# start of MATERIAL FOR THE TASK
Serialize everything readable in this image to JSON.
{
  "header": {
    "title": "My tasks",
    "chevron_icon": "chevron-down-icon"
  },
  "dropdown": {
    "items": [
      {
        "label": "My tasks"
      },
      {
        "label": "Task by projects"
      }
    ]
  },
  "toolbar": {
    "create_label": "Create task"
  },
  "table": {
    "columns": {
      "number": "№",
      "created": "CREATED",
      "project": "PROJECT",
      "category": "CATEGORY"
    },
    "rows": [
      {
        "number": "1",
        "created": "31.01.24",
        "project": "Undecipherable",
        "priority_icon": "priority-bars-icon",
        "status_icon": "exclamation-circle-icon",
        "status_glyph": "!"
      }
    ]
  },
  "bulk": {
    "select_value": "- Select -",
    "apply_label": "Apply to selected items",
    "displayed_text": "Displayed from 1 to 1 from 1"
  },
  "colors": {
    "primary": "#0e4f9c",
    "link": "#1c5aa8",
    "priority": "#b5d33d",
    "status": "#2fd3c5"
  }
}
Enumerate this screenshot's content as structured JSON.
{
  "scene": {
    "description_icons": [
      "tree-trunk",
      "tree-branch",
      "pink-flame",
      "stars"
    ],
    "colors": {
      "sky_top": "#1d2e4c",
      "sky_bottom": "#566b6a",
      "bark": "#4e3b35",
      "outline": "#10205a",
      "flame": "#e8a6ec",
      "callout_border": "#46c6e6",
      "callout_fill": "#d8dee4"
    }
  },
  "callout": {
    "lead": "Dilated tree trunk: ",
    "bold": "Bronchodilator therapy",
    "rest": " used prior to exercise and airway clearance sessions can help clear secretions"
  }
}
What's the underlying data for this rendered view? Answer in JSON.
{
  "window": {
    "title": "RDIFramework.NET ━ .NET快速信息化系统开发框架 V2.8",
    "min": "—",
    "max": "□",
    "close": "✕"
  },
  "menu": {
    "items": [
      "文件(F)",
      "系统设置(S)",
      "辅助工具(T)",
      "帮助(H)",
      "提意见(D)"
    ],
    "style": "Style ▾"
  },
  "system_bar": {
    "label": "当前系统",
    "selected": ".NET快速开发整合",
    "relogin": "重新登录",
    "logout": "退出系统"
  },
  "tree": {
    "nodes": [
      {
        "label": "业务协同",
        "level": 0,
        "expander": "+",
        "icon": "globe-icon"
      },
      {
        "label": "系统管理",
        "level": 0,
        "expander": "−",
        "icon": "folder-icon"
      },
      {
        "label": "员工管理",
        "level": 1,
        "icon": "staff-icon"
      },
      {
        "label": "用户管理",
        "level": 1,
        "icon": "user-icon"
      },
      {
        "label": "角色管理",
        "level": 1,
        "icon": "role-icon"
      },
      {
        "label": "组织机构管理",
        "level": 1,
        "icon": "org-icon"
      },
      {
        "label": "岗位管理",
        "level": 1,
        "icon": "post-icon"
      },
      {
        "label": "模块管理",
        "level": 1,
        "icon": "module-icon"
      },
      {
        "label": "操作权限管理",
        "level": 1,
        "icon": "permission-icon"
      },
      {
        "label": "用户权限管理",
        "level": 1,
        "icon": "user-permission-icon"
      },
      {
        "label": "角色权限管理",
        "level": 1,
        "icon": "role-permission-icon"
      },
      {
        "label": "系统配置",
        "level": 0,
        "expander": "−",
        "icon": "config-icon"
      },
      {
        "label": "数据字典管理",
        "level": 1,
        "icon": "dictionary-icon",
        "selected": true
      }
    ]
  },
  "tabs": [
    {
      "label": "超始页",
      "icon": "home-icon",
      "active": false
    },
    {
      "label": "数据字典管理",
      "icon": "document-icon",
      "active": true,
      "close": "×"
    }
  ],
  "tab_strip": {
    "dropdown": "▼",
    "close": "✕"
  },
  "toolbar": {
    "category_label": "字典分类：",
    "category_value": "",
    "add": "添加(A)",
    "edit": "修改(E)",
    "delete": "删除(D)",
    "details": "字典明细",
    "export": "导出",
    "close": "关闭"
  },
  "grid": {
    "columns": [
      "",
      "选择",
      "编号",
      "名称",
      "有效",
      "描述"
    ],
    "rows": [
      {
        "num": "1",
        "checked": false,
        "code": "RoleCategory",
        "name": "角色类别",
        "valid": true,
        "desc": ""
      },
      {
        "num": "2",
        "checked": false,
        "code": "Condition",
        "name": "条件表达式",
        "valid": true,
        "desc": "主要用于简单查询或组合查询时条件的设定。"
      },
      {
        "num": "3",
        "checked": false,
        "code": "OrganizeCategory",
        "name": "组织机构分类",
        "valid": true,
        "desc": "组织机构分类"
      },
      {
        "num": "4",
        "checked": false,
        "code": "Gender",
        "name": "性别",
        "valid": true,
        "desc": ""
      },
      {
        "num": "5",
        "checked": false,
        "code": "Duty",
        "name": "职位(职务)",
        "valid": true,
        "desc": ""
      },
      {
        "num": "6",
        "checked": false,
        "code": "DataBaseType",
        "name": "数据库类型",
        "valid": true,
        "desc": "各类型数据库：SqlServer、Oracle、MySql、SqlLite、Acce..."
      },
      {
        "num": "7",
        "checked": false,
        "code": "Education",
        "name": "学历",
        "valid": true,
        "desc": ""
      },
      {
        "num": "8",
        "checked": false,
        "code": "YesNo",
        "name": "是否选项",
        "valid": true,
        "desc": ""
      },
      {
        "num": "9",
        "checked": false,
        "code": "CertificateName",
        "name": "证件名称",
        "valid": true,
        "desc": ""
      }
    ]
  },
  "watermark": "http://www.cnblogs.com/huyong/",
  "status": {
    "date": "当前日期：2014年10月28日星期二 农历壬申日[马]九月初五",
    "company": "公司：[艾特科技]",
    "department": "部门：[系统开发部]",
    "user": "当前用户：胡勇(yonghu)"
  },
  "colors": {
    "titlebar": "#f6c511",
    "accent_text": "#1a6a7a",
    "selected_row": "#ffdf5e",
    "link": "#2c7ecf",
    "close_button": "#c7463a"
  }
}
# end of MATERIAL FOR THE TASK
PROBLEM DESCRIPTION: Every entry above needs to be quoted exactly.

RESULT OF THE TASK:
Serialize everything readable in this image to JSON.
{
  "header": {
    "title": "My tasks",
    "chevron_icon": "chevron-down-icon"
  },
  "dropdown": {
    "items": [
      {
        "label": "My tasks"
      },
      {
        "label": "Task by projects"
      }
    ]
  },
  "toolbar": {
    "create_label": "Create task"
  },
  "table": {
    "columns": {
      "number": "№",
      "created": "CREATED",
      "project": "PROJECT",
      "category": "CATEGORY"
    },
    "rows": [
      {
        "number": "1",
        "created": "31.01.24",
        "project": "Undecipherable",
        "priority_icon": "priority-bars-icon",
        "status_icon": "exclamation-circle-icon",
        "status_glyph": "!"
      }
    ]
  },
  "bulk": {
    "select_value": "- Select -",
    "apply_label": "Apply to selected items",
    "displayed_text": "Displayed from 1 to 1 from 1"
  },
  "colors": {
    "primary": "#0e4f9c",
    "link": "#1c5aa8",
    "priority": "#b5d33d",
    "status": "#2fd3c5"
  }
}
Enumerate this screenshot's content as structured JSON.
{
  "scene": {
    "description_icons": [
      "tree-trunk",
      "tree-branch",
      "pink-flame",
      "stars"
    ],
    "colors": {
      "sky_top": "#1d2e4c",
      "sky_bottom": "#566b6a",
      "bark": "#4e3b35",
      "outline": "#10205a",
      "flame": "#e8a6ec",
      "callout_border": "#46c6e6",
      "callout_fill": "#d8dee4"
    }
  },
  "callout": {
    "lead": "Dilated tree trunk: ",
    "bold": "Bronchodilator therapy",
    "rest": " used prior to exercise and airway clearance sessions can help clear secretions"
  }
}
What's the underlying data for this rendered view? Answer in JSON.
{
  "window": {
    "title": "RDIFramework.NET ━ .NET快速信息化系统开发框架 V2.8",
    "min": "—",
    "max": "□",
    "close": "✕"
  },
  "menu": {
    "items": [
      "文件(F)",
      "系统设置(S)",
      "辅助工具(T)",
      "帮助(H)",
      "提意见(D)"
    ],
    "style": "Style ▾"
  },
  "system_bar": {
    "label": "当前系统",
    "selected": ".NET快速开发整合",
    "relogin": "重新登录",
    "logout": "退出系统"
  },
  "tree": {
    "nodes": [
      {
        "label": "业务协同",
        "level": 0,
        "expander": "+",
        "icon": "globe-icon"
      },
      {
        "label": "系统管理",
        "level": 0,
        "expander": "−",
        "icon": "folder-icon"
      },
      {
        "label": "员工管理",
        "level": 1,
        "icon": "staff-icon"
      },
      {
        "label": "用户管理",
        "level": 1,
        "icon": "user-icon"
      },
      {
        "label": "角色管理",
        "level": 1,
        "icon": "role-icon"
      },
      {
        "label": "组织机构管理",
        "level": 1,
        "icon": "org-icon"
      },
      {
        "label": "岗位管理",
        "level": 1,
        "icon": "post-icon"
      },
      {
        "label": "模块管理",
        "level": 1,
        "icon": "module-icon"
      },
      {
        "label": "操作权限管理",
        "level": 1,
        "icon": "permission-icon"
      },
      {
        "label": "用户权限管理",
        "level": 1,
        "icon": "user-permission-icon"
      },
      {
        "label": "角色权限管理",
        "level": 1,
        "icon": "role-permission-icon"
      },
      {
        "label": "系统配置",
        "level": 0,
        "expander": "−",
        "icon": "config-icon"
      },
      {
        "label": "数据字典管理",
        "level": 1,
        "icon": "dictionary-icon",
        "selected": true
      }
    ]
  },
  "tabs": [
    {
      "label": "超始页",
      "icon": "home-icon",
      "active": false
    },
    {
      "label": "数据字典管理",
      "icon": "document-icon",
      "active": true,
      "close": "×"
    }
  ],
  "tab_strip": {
    "dropdown": "▼",
    "close": "✕"
  },
  "toolbar": {
    "category_label": "字典分类：",
    "category_value": "",
    "add": "添加(A)",
    "edit": "修改(E)",
    "delete": "删除(D)",
    "details": "字典明细",
    "export": "导出",
    "close": "关闭"
  },
  "grid": {
    "columns": [
      "",
      "选择",
      "编号",
      "名称",
      "有效",
      "描述"
    ],
    "rows": [
      {
        "num": "1",
        "checked": false,
        "code": "RoleCategory",
        "name": "角色类别",
        "valid": true,
        "desc": ""
      },
      {
        "num": "2",
        "checked": false,
        "code": "Condition",
        "name": "条件表达式",
        "valid": true,
        "desc": "主要用于简单查询或组合查询时条件的设定。"
      },
      {
        "num": "3",
        "checked": false,
        "code": "OrganizeCategory",
        "name": "组织机构分类",
        "valid": true,
        "desc": "组织机构分类"
      },
      {
        "num": "4",
        "checked": false,
        "code": "Gender",
        "name": "性别",
        "valid": true,
        "desc": ""
      },
      {
        "num": "5",
        "checked": false,
        "code": "Duty",
        "name": "职位(职务)",
        "valid": true,
        "desc": ""
      },
      {
        "num": "6",
        "checked": false,
        "code": "DataBaseType",
        "name": "数据库类型",
        "valid": true,
        "desc": "各类型数据库：SqlServer、Oracle、MySql、SqlLite、Acce..."
      },
      {
        "num": "7",
        "checked": false,
        "code": "Education",
        "name": "学历",
        "valid": true,
        "desc": ""
      },
      {
        "num": "8",
        "checked": false,
        "code": "YesNo",
        "name": "是否选项",
        "valid": true,
        "desc": ""
      },
      {
        "num": "9",
        "checked": false,
        "code": "CertificateName",
        "name": "证件名称",
        "valid": true,
        "desc": ""
      }
    ]
  },
  "watermark": "http://www.cnblogs.com/huyong/",
  "status": {
    "date": "当前日期：2014年10月28日星期二 农历壬申日[马]九月初五",
    "company": "公司：[艾特科技]",
    "department": "部门：[系统开发部]",
    "user": "当前用户：胡勇(yonghu)"
  },
  "colors": {
    "titlebar": "#f6c511",
    "accent_text": "#1a6a7a",
    "selected_row": "#ffdf5e",
    "link": "#2c7ecf",
    "close_button": "#c7463a"
  }
}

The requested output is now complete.